======== Data supplied
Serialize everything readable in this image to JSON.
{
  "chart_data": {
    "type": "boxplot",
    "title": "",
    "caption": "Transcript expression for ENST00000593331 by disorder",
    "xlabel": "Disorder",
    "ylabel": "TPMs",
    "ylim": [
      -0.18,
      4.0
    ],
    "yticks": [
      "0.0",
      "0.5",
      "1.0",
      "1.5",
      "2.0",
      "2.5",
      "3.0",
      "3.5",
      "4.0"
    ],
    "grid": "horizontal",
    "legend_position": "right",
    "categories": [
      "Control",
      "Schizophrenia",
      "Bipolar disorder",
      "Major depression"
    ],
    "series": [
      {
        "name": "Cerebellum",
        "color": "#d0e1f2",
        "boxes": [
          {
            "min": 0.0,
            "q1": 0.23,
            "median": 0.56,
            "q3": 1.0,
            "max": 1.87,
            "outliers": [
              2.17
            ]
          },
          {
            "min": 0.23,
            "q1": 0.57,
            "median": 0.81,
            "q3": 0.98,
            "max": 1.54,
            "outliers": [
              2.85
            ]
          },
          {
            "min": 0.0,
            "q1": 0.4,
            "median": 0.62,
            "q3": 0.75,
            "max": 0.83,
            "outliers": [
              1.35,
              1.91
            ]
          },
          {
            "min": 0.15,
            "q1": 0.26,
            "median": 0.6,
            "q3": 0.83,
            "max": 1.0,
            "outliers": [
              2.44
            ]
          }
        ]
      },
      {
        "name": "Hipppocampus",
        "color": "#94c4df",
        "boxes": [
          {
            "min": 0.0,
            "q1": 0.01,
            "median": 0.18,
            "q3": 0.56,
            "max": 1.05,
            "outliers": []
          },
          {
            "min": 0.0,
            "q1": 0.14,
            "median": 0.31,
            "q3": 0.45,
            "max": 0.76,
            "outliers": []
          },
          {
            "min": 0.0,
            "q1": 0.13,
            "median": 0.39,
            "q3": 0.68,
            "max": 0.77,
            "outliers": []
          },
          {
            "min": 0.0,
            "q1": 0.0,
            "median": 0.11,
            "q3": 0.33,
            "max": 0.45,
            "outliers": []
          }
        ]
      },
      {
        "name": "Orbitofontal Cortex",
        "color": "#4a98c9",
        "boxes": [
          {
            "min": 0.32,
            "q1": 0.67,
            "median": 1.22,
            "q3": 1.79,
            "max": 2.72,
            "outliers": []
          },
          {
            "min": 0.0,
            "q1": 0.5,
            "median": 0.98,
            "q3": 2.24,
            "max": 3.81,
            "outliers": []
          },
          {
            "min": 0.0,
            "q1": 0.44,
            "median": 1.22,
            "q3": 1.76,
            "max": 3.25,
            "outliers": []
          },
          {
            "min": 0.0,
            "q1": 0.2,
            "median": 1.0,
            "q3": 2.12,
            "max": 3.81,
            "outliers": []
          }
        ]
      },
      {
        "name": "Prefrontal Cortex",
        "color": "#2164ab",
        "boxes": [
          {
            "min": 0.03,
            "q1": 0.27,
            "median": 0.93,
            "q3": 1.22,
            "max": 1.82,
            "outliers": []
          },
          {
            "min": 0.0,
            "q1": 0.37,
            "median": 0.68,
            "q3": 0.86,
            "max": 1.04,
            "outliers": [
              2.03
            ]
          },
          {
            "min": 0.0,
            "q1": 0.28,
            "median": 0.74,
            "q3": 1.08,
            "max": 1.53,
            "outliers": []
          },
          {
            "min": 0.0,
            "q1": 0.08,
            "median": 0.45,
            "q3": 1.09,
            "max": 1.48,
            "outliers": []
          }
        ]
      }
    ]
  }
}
================
Only the number is wanted: how many lines of these entries contain the string "Cortex"?

2